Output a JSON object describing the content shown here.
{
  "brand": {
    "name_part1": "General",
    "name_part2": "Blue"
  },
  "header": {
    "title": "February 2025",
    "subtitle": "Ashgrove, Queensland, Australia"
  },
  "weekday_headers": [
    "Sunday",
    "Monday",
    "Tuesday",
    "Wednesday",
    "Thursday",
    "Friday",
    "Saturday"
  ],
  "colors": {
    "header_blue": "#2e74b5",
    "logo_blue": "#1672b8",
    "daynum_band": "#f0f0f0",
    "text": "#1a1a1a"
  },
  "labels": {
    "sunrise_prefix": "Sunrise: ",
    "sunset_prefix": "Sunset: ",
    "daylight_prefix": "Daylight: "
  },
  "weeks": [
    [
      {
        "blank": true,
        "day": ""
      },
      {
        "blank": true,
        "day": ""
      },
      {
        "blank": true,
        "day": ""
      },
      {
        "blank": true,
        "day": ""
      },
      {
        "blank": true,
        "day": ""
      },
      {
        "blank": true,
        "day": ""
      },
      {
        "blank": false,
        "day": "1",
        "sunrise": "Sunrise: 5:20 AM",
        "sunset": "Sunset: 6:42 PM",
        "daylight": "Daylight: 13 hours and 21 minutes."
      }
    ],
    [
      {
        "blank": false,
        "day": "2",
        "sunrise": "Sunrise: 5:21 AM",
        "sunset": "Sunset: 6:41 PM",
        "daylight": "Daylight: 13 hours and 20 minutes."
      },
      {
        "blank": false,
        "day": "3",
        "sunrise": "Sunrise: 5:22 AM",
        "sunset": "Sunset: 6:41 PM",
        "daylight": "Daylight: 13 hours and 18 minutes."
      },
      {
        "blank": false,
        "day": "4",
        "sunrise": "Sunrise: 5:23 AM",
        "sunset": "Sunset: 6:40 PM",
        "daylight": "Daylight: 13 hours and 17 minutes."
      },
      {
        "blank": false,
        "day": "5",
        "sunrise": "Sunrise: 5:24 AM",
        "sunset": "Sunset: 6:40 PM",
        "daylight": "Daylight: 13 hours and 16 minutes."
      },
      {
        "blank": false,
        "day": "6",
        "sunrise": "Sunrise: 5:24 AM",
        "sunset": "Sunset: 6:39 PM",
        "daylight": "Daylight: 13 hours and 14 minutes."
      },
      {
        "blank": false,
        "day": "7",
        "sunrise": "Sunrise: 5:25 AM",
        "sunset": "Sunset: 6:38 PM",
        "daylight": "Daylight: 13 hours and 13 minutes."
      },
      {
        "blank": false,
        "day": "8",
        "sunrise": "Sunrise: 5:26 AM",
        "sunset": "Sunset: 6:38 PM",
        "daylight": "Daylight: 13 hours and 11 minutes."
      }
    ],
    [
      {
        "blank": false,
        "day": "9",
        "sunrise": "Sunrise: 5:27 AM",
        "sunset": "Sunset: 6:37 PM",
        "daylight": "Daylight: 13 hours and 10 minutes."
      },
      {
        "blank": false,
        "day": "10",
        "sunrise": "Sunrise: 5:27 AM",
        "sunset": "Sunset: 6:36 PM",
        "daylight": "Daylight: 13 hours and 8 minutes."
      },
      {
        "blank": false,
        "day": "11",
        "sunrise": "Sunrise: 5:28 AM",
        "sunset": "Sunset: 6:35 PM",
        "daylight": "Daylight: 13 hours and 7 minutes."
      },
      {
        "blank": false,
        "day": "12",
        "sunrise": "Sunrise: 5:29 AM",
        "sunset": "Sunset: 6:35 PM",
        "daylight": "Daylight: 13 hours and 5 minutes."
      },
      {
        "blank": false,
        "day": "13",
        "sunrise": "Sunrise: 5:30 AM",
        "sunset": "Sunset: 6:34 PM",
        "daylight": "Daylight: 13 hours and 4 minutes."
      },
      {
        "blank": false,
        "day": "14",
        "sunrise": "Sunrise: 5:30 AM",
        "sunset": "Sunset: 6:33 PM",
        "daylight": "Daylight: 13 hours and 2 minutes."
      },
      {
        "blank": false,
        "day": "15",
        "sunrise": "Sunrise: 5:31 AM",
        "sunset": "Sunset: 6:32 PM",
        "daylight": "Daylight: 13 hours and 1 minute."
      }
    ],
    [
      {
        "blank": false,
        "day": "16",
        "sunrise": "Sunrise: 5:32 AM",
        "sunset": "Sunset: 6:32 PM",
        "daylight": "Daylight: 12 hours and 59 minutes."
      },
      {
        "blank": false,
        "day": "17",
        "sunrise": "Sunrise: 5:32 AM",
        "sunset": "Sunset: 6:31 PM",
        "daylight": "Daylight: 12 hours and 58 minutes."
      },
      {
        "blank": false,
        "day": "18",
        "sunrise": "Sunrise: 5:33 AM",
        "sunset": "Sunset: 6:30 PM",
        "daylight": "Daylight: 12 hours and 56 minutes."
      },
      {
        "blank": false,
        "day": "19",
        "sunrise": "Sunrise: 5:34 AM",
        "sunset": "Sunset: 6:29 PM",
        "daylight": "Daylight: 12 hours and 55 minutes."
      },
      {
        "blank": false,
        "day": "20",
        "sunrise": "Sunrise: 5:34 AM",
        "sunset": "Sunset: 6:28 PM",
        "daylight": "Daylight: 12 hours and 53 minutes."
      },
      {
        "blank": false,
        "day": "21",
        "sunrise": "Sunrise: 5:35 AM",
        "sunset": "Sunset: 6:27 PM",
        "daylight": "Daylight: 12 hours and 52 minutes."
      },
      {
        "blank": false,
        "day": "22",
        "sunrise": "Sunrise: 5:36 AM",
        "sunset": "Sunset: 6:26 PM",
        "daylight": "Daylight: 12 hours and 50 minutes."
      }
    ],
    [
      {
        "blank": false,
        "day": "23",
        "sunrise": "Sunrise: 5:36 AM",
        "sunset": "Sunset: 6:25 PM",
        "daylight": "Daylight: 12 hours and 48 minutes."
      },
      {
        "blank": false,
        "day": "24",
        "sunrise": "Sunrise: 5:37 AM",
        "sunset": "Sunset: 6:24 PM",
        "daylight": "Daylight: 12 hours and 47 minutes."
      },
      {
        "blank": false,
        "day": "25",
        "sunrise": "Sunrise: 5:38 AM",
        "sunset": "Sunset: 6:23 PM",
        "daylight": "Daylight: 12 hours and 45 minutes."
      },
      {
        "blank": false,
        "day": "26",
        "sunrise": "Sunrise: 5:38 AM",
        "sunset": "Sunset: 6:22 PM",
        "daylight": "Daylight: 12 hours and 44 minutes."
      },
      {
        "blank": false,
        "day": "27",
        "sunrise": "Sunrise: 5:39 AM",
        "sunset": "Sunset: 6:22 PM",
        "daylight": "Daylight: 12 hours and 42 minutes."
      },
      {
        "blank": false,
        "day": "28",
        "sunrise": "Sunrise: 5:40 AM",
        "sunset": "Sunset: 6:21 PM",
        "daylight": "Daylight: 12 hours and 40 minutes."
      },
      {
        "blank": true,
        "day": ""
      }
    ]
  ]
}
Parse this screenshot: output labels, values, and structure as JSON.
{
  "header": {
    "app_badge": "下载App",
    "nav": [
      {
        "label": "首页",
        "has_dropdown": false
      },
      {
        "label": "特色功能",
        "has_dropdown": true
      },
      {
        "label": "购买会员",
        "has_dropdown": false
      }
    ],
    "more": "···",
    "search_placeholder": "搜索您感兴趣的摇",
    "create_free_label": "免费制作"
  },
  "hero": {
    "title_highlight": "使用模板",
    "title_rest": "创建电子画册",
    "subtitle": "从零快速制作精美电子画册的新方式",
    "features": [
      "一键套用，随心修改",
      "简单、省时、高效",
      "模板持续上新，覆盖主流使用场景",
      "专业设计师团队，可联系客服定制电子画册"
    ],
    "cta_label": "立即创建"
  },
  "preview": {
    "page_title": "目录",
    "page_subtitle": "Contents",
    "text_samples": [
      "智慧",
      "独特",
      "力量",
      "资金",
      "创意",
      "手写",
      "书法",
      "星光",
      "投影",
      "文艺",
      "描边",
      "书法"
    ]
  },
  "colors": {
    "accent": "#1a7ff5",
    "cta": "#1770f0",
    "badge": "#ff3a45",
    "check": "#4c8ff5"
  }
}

++++

▶ [Exercise directions]:
Return the lines above, from the one containing "Parse this screenshot: output" to the end, exactly as they stand.

▶ [Solved exercise]:
Parse this screenshot: output labels, values, and structure as JSON.
{
  "header": {
    "app_badge": "下载App",
    "nav": [
      {
        "label": "首页",
        "has_dropdown": false
      },
      {
        "label": "特色功能",
        "has_dropdown": true
      },
      {
        "label": "购买会员",
        "has_dropdown": false
      }
    ],
    "more": "···",
    "search_placeholder": "搜索您感兴趣的摇",
    "create_free_label": "免费制作"
  },
  "hero": {
    "title_highlight": "使用模板",
    "title_rest": "创建电子画册",
    "subtitle": "从零快速制作精美电子画册的新方式",
    "features": [
      "一键套用，随心修改",
      "简单、省时、高效",
      "模板持续上新，覆盖主流使用场景",
      "专业设计师团队，可联系客服定制电子画册"
    ],
    "cta_label": "立即创建"
  },
  "preview": {
    "page_title": "目录",
    "page_subtitle": "Contents",
    "text_samples": [
      "智慧",
      "独特",
      "力量",
      "资金",
      "创意",
      "手写",
      "书法",
      "星光",
      "投影",
      "文艺",
      "描边",
      "书法"
    ]
  },
  "colors": {
    "accent": "#1a7ff5",
    "cta": "#1770f0",
    "badge": "#ff3a45",
    "check": "#4c8ff5"
  }
}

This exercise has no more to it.